### Working data

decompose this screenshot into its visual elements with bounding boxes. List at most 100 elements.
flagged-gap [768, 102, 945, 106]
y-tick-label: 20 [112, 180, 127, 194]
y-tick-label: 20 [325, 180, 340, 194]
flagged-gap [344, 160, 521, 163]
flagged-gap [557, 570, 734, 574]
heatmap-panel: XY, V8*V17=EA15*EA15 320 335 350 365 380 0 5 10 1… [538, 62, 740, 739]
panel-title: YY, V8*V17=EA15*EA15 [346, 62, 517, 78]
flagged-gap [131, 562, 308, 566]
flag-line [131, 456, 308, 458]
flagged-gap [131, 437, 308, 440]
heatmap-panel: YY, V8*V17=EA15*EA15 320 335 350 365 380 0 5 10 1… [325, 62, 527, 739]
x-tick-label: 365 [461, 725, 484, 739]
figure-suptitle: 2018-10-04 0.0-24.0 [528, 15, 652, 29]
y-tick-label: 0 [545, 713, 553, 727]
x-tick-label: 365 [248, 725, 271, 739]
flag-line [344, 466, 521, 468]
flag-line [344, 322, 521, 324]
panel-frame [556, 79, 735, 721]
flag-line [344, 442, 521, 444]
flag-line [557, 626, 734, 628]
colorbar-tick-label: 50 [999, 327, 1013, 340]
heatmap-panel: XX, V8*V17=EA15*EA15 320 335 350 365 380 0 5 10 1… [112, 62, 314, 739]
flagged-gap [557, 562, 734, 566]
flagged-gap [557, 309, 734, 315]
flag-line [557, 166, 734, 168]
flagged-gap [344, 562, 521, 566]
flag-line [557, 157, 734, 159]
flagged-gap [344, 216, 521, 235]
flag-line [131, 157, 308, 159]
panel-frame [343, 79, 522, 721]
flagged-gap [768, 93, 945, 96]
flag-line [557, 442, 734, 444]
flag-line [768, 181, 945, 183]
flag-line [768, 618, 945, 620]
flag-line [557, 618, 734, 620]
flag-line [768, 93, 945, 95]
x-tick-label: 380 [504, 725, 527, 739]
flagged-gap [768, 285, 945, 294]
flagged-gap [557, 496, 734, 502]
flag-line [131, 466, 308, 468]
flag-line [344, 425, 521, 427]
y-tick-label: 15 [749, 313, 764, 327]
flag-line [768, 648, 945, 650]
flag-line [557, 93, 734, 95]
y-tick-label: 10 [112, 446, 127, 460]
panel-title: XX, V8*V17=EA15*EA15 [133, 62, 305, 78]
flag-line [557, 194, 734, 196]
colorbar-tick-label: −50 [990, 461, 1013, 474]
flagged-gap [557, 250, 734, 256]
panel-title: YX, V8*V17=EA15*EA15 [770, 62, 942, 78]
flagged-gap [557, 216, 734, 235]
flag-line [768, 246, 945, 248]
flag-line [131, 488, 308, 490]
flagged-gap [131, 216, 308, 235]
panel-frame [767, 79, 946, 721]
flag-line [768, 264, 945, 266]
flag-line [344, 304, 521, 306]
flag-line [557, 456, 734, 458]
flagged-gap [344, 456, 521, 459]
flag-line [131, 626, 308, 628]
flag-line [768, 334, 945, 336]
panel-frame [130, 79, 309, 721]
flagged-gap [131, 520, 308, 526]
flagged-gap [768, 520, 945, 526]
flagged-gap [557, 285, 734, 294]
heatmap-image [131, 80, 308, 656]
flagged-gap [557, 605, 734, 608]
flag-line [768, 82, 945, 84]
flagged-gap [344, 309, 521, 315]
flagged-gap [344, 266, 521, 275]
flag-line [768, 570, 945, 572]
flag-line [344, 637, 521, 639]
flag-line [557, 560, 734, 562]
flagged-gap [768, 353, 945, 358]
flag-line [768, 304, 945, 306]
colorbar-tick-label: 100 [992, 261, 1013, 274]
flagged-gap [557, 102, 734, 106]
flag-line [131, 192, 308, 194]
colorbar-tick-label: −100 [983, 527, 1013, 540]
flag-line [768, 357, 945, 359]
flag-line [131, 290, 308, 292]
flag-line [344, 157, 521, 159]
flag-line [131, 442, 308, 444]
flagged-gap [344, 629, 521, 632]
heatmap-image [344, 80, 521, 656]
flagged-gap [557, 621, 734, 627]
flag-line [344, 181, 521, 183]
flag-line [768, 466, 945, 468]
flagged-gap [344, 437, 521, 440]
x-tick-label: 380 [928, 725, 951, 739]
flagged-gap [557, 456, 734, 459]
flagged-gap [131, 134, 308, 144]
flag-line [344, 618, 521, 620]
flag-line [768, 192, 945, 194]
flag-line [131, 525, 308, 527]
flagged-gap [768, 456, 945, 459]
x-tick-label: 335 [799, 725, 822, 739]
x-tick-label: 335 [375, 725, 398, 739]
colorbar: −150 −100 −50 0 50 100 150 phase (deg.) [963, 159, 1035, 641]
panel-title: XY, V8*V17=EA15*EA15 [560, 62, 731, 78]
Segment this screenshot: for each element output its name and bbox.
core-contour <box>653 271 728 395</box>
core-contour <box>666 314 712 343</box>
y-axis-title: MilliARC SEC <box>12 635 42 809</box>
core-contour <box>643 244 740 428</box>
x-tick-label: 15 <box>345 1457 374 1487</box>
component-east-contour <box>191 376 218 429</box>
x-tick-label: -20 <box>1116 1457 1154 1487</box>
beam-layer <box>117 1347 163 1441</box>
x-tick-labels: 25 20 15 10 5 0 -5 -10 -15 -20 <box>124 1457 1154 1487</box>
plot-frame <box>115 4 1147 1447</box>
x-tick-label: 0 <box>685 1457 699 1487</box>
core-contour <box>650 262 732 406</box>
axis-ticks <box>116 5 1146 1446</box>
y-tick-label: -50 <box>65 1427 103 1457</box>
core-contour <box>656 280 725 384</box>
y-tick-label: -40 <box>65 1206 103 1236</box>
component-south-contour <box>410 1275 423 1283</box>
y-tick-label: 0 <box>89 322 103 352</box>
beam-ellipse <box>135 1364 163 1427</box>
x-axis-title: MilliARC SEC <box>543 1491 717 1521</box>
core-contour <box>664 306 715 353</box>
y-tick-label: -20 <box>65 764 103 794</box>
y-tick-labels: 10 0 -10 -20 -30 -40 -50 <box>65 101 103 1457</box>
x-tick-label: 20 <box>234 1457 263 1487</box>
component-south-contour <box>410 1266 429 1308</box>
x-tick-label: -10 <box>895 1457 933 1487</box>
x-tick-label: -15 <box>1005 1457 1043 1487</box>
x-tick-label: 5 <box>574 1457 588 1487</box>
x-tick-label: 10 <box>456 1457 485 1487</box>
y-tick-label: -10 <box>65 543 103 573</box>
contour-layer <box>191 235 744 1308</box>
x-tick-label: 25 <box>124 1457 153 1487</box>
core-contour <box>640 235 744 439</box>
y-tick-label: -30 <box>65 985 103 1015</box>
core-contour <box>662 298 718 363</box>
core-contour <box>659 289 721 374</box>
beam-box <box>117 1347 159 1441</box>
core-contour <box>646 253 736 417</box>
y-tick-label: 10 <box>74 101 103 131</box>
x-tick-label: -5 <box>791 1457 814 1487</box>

### Problem statement
Rewrite every item, replacing each occurrence of "flag-line" with "flag-mark" and leaving everything else unchanged.

### Answer in full
decompose this screenshot into its visual elements with bounding boxes. List at most 100 elements.
flagged-gap [768, 102, 945, 106]
y-tick-label: 20 [112, 180, 127, 194]
y-tick-label: 20 [325, 180, 340, 194]
flagged-gap [344, 160, 521, 163]
flagged-gap [557, 570, 734, 574]
heatmap-panel: XY, V8*V17=EA15*EA15 320 335 350 365 380 0 5 10 1… [538, 62, 740, 739]
panel-title: YY, V8*V17=EA15*EA15 [346, 62, 517, 78]
flagged-gap [131, 562, 308, 566]
flag-mark [131, 456, 308, 458]
flagged-gap [131, 437, 308, 440]
heatmap-panel: YY, V8*V17=EA15*EA15 320 335 350 365 380 0 5 10 1… [325, 62, 527, 739]
x-tick-label: 365 [461, 725, 484, 739]
figure-suptitle: 2018-10-04 0.0-24.0 [528, 15, 652, 29]
y-tick-label: 0 [545, 713, 553, 727]
x-tick-label: 365 [248, 725, 271, 739]
flag-mark [344, 466, 521, 468]
flag-mark [344, 322, 521, 324]
panel-frame [556, 79, 735, 721]
flag-mark [344, 442, 521, 444]
flag-mark [557, 626, 734, 628]
colorbar-tick-label: 50 [999, 327, 1013, 340]
heatmap-panel: XX, V8*V17=EA15*EA15 320 335 350 365 380 0 5 10 1… [112, 62, 314, 739]
flagged-gap [557, 562, 734, 566]
flagged-gap [557, 309, 734, 315]
flag-mark [557, 166, 734, 168]
flagged-gap [344, 562, 521, 566]
flag-mark [557, 157, 734, 159]
flagged-gap [344, 216, 521, 235]
flag-mark [131, 157, 308, 159]
panel-frame [343, 79, 522, 721]
flagged-gap [768, 93, 945, 96]
flag-mark [557, 442, 734, 444]
flag-mark [768, 181, 945, 183]
flag-mark [768, 618, 945, 620]
flag-mark [557, 618, 734, 620]
flag-mark [768, 93, 945, 95]
x-tick-label: 380 [504, 725, 527, 739]
flagged-gap [768, 285, 945, 294]
flagged-gap [557, 496, 734, 502]
flag-mark [131, 466, 308, 468]
flag-mark [344, 425, 521, 427]
y-tick-label: 15 [749, 313, 764, 327]
flag-mark [768, 648, 945, 650]
flag-mark [557, 93, 734, 95]
y-tick-label: 10 [112, 446, 127, 460]
panel-title: XX, V8*V17=EA15*EA15 [133, 62, 305, 78]
flag-mark [557, 194, 734, 196]
colorbar-tick-label: −50 [990, 461, 1013, 474]
flagged-gap [557, 250, 734, 256]
panel-title: YX, V8*V17=EA15*EA15 [770, 62, 942, 78]
flagged-gap [557, 216, 734, 235]
flag-mark [768, 246, 945, 248]
flag-mark [131, 488, 308, 490]
flagged-gap [131, 216, 308, 235]
panel-frame [767, 79, 946, 721]
flag-mark [768, 264, 945, 266]
flag-mark [344, 304, 521, 306]
flag-mark [557, 456, 734, 458]
flagged-gap [344, 456, 521, 459]
flag-mark [131, 626, 308, 628]
flag-mark [768, 334, 945, 336]
panel-frame [130, 79, 309, 721]
flagged-gap [131, 520, 308, 526]
flagged-gap [768, 520, 945, 526]
flagged-gap [557, 285, 734, 294]
heatmap-image [131, 80, 308, 656]
flagged-gap [557, 605, 734, 608]
flag-mark [768, 82, 945, 84]
flagged-gap [344, 309, 521, 315]
flagged-gap [344, 266, 521, 275]
flag-mark [768, 570, 945, 572]
flag-mark [344, 637, 521, 639]
flag-mark [557, 560, 734, 562]
flagged-gap [768, 353, 945, 358]
flag-mark [768, 304, 945, 306]
colorbar-tick-label: 100 [992, 261, 1013, 274]
flagged-gap [557, 102, 734, 106]
flag-mark [131, 192, 308, 194]
colorbar-tick-label: −100 [983, 527, 1013, 540]
flag-mark [768, 357, 945, 359]
flag-mark [131, 290, 308, 292]
flag-mark [344, 157, 521, 159]
flag-mark [131, 442, 308, 444]
flagged-gap [344, 629, 521, 632]
heatmap-image [344, 80, 521, 656]
flagged-gap [557, 621, 734, 627]
flag-mark [344, 181, 521, 183]
flag-mark [768, 466, 945, 468]
flagged-gap [344, 437, 521, 440]
x-tick-label: 380 [928, 725, 951, 739]
flagged-gap [557, 456, 734, 459]
flagged-gap [131, 134, 308, 144]
flag-mark [344, 618, 521, 620]
flag-mark [768, 192, 945, 194]
flag-mark [131, 525, 308, 527]
flagged-gap [768, 456, 945, 459]
x-tick-label: 335 [799, 725, 822, 739]
x-tick-label: 335 [375, 725, 398, 739]
colorbar: −150 −100 −50 0 50 100 150 phase (deg.) [963, 159, 1035, 641]
panel-title: XY, V8*V17=EA15*EA15 [560, 62, 731, 78]
Segment this screenshot: for each element output its name and bbox.
core-contour <box>653 271 728 395</box>
core-contour <box>666 314 712 343</box>
y-axis-title: MilliARC SEC <box>12 635 42 809</box>
core-contour <box>643 244 740 428</box>
x-tick-label: 15 <box>345 1457 374 1487</box>
component-east-contour <box>191 376 218 429</box>
x-tick-label: -20 <box>1116 1457 1154 1487</box>
beam-layer <box>117 1347 163 1441</box>
x-tick-labels: 25 20 15 10 5 0 -5 -10 -15 -20 <box>124 1457 1154 1487</box>
plot-frame <box>115 4 1147 1447</box>
x-tick-label: 0 <box>685 1457 699 1487</box>
core-contour <box>650 262 732 406</box>
axis-ticks <box>116 5 1146 1446</box>
y-tick-label: -50 <box>65 1427 103 1457</box>
core-contour <box>656 280 725 384</box>
y-tick-label: -40 <box>65 1206 103 1236</box>
component-south-contour <box>410 1275 423 1283</box>
y-tick-label: 0 <box>89 322 103 352</box>
beam-ellipse <box>135 1364 163 1427</box>
x-axis-title: MilliARC SEC <box>543 1491 717 1521</box>
core-contour <box>664 306 715 353</box>
y-tick-label: -20 <box>65 764 103 794</box>
y-tick-labels: 10 0 -10 -20 -30 -40 -50 <box>65 101 103 1457</box>
x-tick-label: 20 <box>234 1457 263 1487</box>
component-south-contour <box>410 1266 429 1308</box>
x-tick-label: -10 <box>895 1457 933 1487</box>
x-tick-label: -15 <box>1005 1457 1043 1487</box>
x-tick-label: 5 <box>574 1457 588 1487</box>
x-tick-label: 10 <box>456 1457 485 1487</box>
y-tick-label: -10 <box>65 543 103 573</box>
contour-layer <box>191 235 744 1308</box>
x-tick-label: 25 <box>124 1457 153 1487</box>
core-contour <box>640 235 744 439</box>
y-tick-label: -30 <box>65 985 103 1015</box>
core-contour <box>662 298 718 363</box>
core-contour <box>659 289 721 374</box>
beam-box <box>117 1347 159 1441</box>
core-contour <box>646 253 736 417</box>
y-tick-label: 10 <box>74 101 103 131</box>
x-tick-label: -5 <box>791 1457 814 1487</box>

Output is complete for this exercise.